===== Dataset entries
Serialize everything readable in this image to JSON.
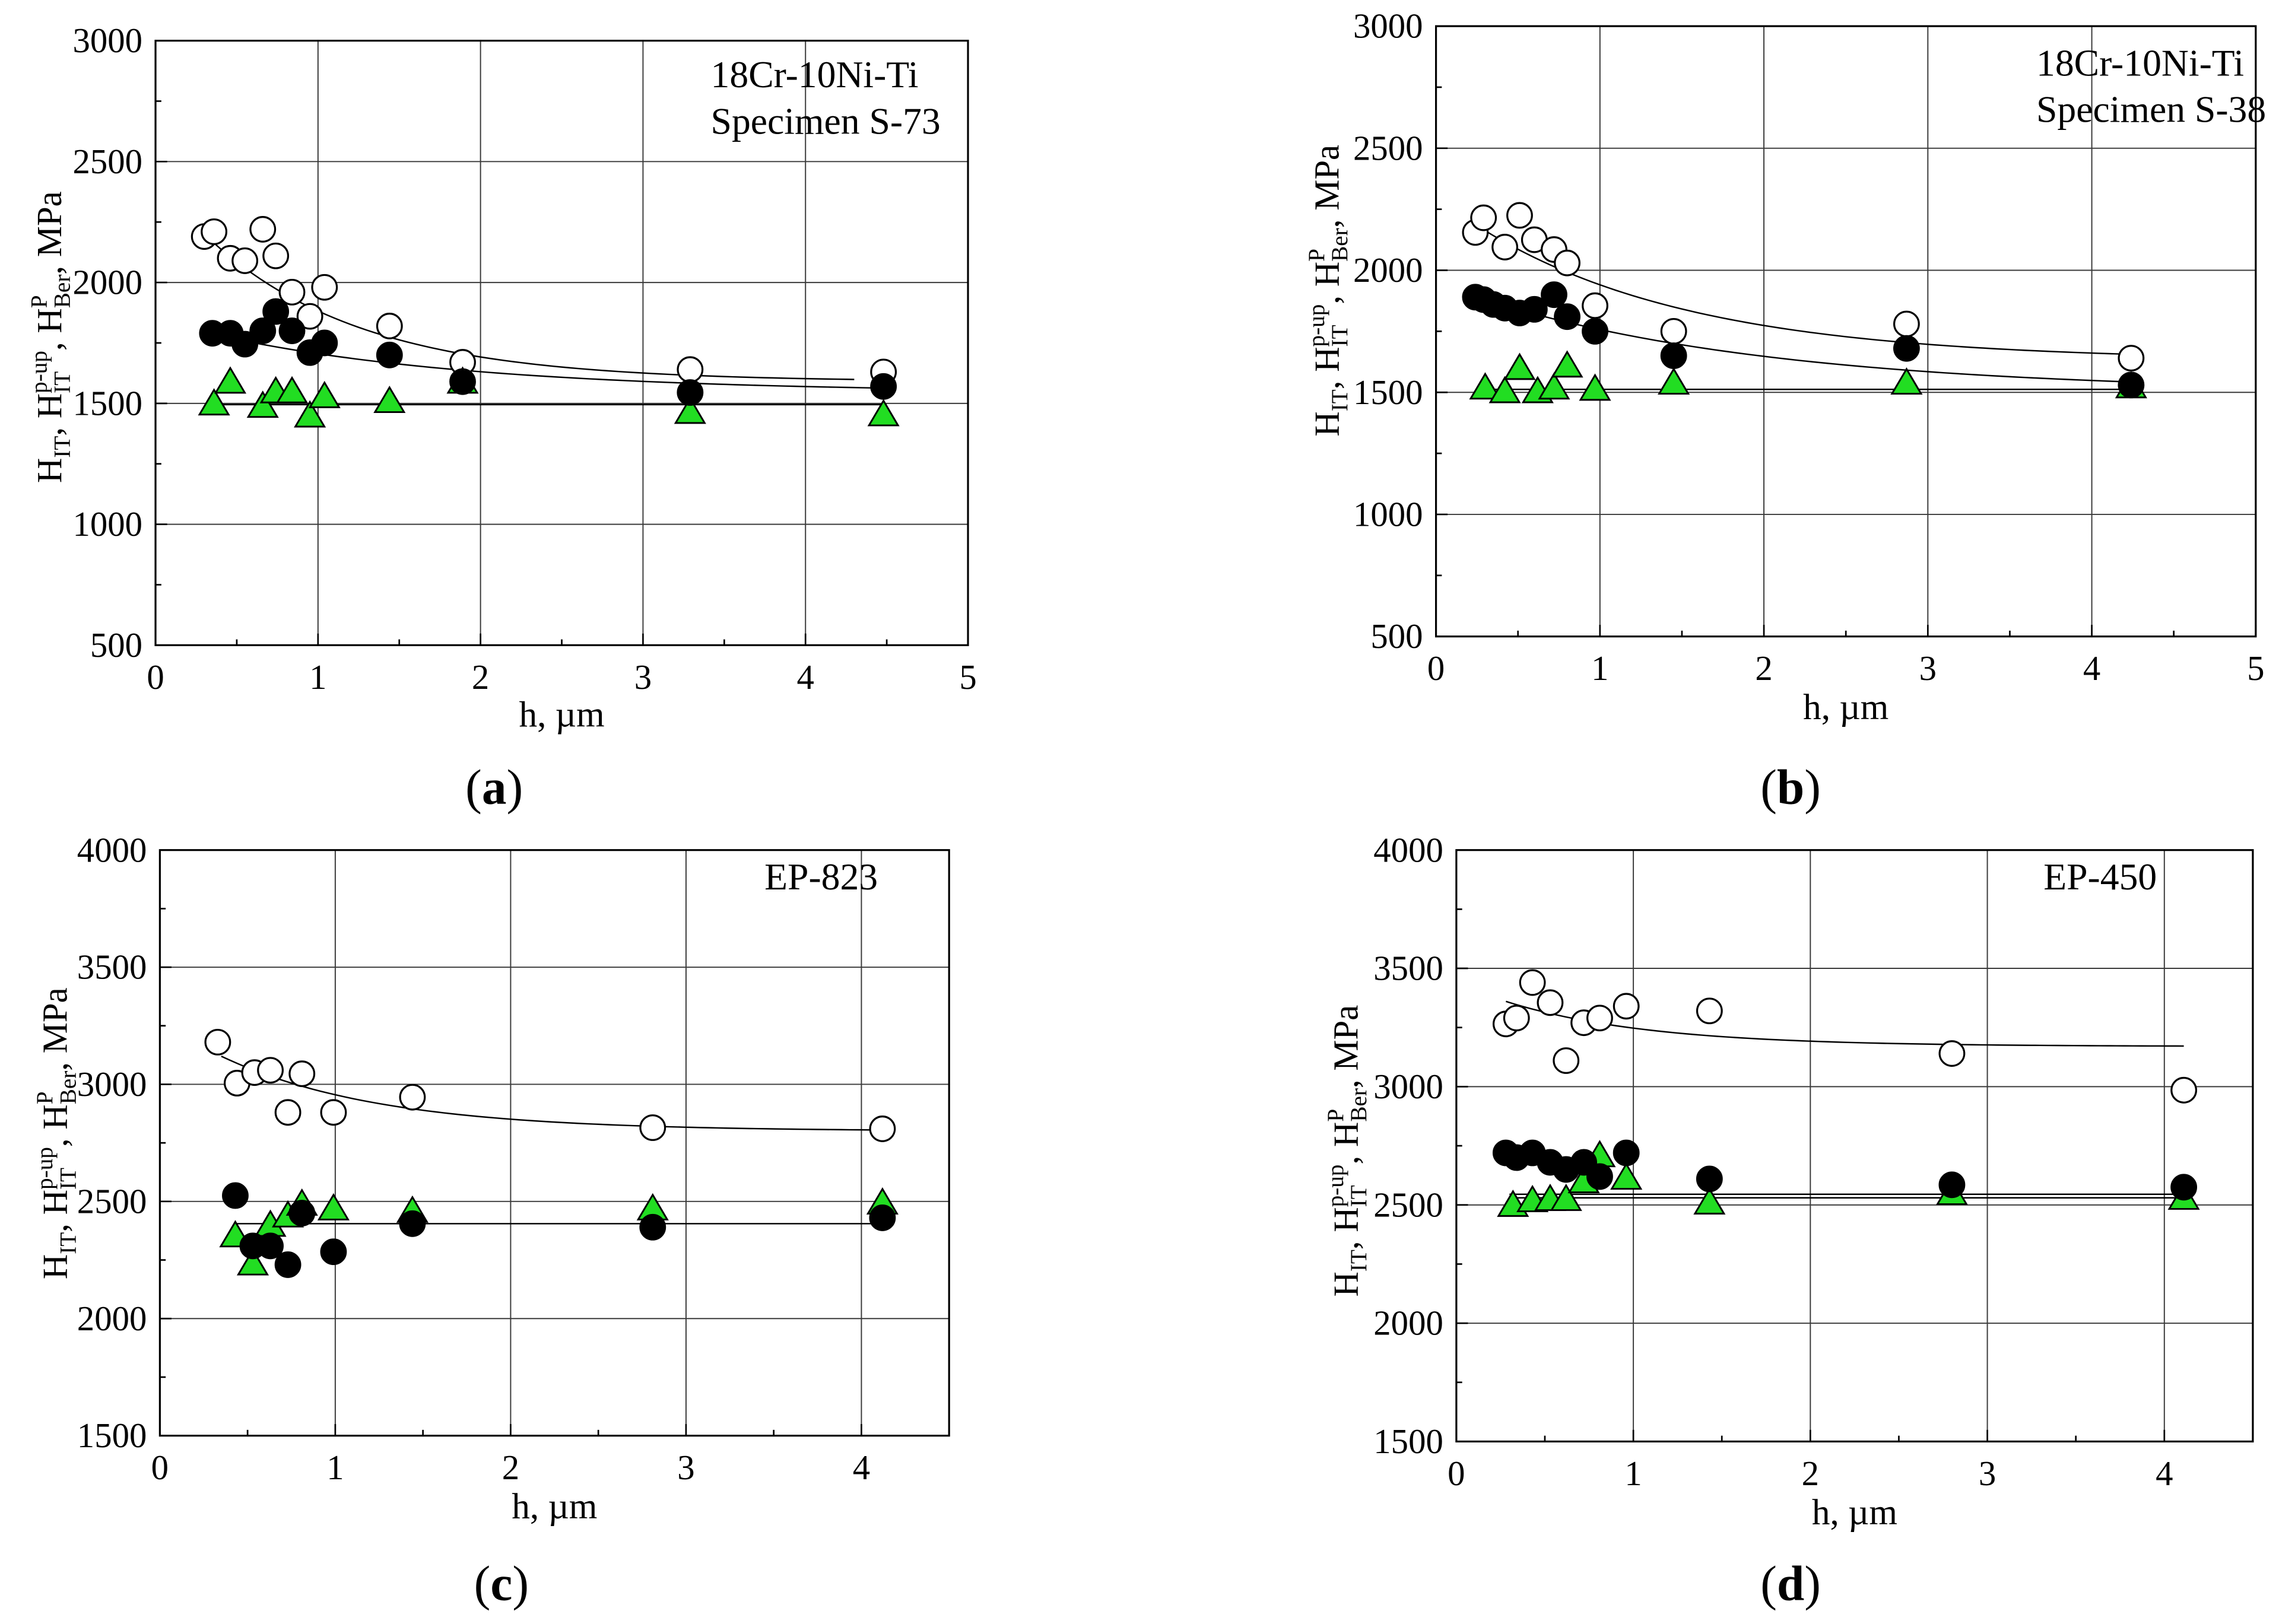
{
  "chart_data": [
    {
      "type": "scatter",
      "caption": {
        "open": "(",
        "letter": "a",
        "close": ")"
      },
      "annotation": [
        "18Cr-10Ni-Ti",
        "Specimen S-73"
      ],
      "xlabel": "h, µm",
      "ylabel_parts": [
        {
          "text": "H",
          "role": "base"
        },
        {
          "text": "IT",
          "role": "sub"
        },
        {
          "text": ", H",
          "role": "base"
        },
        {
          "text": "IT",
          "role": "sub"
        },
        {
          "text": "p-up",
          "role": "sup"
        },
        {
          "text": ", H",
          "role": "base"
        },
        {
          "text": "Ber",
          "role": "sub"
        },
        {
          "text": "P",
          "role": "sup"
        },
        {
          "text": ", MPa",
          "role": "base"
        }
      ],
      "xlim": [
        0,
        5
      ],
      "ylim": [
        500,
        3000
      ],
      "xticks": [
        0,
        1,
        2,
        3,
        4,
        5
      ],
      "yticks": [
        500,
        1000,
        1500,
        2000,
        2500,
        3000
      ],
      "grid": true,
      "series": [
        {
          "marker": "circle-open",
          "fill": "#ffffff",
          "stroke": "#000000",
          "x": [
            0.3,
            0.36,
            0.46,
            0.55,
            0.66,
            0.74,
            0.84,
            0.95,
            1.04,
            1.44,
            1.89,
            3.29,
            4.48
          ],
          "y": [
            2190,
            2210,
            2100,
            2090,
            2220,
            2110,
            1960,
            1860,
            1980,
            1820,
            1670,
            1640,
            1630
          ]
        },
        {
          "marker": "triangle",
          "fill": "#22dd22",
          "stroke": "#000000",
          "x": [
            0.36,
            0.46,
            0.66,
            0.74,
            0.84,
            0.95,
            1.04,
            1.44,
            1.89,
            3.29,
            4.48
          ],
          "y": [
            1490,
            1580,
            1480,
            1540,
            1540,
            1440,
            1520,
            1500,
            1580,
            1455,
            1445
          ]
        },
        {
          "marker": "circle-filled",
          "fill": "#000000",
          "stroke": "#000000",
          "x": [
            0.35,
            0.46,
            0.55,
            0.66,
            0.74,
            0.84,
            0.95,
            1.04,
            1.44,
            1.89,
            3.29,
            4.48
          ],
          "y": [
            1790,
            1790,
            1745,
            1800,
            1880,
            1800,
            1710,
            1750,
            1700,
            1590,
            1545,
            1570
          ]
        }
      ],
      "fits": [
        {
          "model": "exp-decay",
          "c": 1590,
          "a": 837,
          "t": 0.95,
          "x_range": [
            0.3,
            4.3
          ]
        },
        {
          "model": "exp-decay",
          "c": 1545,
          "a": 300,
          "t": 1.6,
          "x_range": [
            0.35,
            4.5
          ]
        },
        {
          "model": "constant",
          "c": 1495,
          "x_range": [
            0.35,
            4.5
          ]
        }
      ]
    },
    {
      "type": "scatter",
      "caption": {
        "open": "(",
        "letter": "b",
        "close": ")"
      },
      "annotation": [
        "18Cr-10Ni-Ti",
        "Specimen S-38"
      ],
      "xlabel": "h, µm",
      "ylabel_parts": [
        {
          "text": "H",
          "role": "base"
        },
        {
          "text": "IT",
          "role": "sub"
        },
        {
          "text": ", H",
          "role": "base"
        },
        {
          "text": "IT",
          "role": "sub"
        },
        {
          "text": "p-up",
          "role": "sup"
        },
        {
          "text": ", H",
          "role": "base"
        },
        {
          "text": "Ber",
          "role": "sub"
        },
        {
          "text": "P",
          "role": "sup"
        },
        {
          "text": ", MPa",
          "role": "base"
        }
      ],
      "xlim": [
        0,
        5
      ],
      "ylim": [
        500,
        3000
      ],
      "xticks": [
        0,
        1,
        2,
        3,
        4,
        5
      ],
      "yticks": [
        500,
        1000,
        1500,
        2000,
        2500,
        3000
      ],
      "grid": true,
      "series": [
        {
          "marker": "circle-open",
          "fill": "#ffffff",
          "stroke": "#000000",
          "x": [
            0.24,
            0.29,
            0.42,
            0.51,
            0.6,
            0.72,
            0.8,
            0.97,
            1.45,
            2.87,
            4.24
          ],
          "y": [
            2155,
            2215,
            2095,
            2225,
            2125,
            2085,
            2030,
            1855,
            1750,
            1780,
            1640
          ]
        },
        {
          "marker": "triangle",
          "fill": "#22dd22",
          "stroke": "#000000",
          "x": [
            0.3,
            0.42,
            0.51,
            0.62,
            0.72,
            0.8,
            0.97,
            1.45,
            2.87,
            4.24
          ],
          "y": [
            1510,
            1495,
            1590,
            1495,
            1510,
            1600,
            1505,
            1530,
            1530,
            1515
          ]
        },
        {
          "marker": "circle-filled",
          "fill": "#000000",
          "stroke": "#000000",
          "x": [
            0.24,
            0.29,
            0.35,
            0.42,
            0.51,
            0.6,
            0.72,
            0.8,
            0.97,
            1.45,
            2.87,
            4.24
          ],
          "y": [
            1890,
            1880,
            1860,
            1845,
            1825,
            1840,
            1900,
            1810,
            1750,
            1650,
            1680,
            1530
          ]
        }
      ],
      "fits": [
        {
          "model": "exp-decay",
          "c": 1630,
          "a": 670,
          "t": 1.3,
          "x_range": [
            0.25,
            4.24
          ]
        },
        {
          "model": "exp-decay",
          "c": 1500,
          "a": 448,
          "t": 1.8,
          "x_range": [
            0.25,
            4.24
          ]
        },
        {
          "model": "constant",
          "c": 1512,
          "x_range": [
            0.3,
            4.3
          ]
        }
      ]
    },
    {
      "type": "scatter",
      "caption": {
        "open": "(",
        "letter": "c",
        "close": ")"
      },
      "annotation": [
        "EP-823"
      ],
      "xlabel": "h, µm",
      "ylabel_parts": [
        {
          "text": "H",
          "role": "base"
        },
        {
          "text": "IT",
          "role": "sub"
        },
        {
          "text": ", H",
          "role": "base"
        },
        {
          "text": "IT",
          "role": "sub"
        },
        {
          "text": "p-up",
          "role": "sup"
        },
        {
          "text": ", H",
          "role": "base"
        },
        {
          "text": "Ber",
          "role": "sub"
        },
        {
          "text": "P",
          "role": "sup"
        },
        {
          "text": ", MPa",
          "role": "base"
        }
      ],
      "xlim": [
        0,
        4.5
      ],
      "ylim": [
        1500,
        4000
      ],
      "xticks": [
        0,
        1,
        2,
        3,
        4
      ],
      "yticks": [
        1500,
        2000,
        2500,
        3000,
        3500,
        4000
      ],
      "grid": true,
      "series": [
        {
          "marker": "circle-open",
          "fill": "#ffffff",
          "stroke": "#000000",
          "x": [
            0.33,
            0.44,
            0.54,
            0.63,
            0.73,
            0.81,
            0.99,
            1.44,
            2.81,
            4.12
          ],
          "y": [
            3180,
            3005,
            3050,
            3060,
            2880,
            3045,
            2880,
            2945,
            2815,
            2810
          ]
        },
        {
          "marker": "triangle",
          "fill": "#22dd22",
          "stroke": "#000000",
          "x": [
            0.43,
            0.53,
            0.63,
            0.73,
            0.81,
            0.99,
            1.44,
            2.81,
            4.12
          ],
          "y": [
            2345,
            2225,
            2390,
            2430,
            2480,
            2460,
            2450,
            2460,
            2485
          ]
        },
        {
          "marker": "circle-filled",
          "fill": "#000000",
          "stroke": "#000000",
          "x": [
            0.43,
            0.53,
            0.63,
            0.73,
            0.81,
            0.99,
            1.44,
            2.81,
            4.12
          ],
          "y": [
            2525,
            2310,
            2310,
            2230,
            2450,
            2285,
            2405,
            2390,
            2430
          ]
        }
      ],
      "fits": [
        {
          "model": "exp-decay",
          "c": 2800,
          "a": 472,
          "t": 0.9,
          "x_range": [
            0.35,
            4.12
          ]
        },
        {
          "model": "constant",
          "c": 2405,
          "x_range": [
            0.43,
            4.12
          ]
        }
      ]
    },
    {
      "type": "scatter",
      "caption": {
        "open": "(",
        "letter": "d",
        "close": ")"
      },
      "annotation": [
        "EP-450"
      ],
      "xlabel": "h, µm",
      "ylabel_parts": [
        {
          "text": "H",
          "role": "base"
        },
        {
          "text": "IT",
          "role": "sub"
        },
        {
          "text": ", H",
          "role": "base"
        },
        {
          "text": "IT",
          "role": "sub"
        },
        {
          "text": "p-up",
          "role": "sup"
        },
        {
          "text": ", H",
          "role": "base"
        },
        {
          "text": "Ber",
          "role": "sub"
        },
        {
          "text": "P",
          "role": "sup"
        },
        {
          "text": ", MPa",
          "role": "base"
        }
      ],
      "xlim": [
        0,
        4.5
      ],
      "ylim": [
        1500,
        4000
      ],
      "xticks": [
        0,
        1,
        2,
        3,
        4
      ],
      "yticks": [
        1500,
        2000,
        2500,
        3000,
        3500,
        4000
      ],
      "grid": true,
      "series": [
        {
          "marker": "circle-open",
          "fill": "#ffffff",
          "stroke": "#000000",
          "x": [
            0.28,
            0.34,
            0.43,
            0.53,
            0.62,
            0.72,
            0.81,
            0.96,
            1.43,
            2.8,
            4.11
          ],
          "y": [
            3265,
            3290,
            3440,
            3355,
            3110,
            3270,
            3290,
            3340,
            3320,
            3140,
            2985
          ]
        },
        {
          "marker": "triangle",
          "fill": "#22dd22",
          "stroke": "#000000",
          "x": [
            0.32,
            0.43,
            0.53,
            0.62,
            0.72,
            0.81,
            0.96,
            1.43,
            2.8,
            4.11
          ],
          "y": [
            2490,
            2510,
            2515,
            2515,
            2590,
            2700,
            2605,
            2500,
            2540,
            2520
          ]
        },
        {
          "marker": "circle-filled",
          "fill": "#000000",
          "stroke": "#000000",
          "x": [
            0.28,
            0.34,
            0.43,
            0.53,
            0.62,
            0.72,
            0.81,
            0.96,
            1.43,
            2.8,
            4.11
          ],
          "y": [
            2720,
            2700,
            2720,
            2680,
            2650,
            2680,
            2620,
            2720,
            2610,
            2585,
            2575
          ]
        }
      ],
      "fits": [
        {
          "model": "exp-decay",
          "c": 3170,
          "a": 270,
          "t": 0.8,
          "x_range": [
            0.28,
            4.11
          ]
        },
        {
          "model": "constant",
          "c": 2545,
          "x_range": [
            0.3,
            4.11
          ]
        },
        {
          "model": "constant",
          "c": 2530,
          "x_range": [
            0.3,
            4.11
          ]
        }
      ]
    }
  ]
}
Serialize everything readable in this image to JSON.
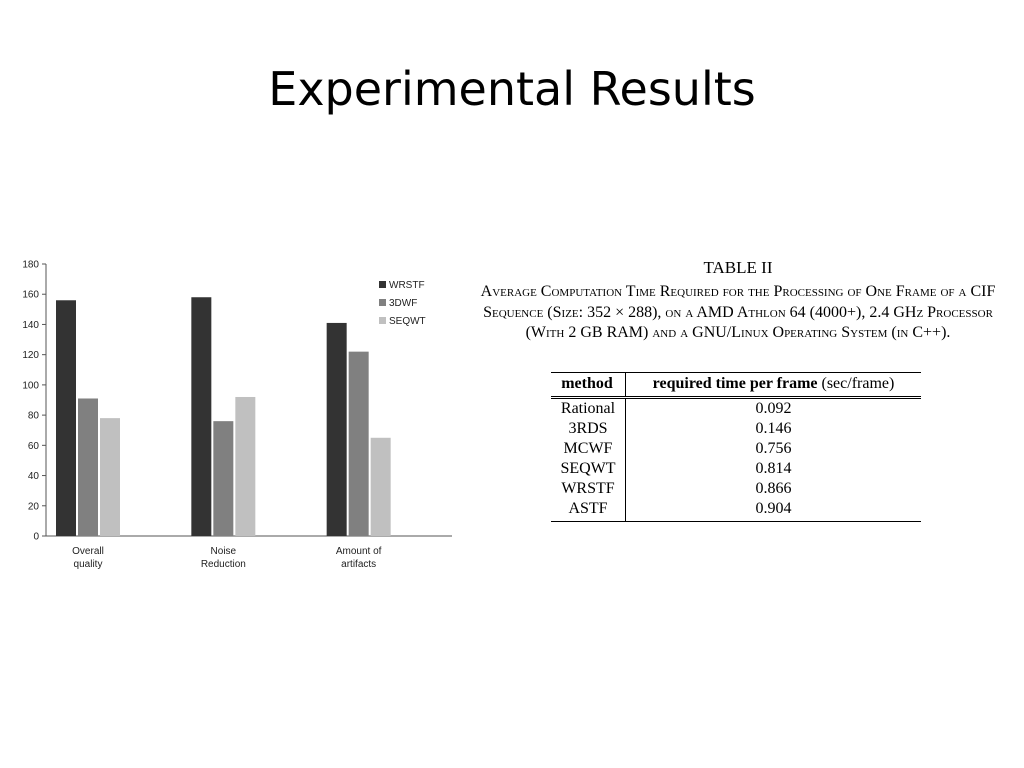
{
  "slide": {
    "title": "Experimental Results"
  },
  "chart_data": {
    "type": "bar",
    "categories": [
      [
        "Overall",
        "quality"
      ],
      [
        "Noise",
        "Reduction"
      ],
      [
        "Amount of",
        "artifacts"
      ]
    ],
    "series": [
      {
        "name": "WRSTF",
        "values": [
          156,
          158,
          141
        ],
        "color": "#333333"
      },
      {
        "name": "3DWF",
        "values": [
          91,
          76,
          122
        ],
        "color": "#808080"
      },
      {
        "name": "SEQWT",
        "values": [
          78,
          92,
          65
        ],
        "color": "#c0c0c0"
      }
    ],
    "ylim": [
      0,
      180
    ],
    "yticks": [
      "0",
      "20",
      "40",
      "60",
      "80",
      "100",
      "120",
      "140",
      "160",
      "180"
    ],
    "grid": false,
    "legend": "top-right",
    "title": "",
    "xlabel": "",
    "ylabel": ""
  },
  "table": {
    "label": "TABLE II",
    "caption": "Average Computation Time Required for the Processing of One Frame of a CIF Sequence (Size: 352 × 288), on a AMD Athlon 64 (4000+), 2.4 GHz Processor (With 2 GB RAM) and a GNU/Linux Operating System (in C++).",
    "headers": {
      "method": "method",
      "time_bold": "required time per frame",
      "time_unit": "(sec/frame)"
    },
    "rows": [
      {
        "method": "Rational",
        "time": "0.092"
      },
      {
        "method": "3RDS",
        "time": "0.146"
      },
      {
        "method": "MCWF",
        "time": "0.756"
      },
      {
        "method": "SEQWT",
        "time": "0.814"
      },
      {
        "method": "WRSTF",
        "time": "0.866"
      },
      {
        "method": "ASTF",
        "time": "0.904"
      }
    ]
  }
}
==========
■ Exercise description:
Pick out each line that holds the string "color".

■ Task output:
        "color": "#333333"
        "color": "#808080"
        "color": "#c0c0c0"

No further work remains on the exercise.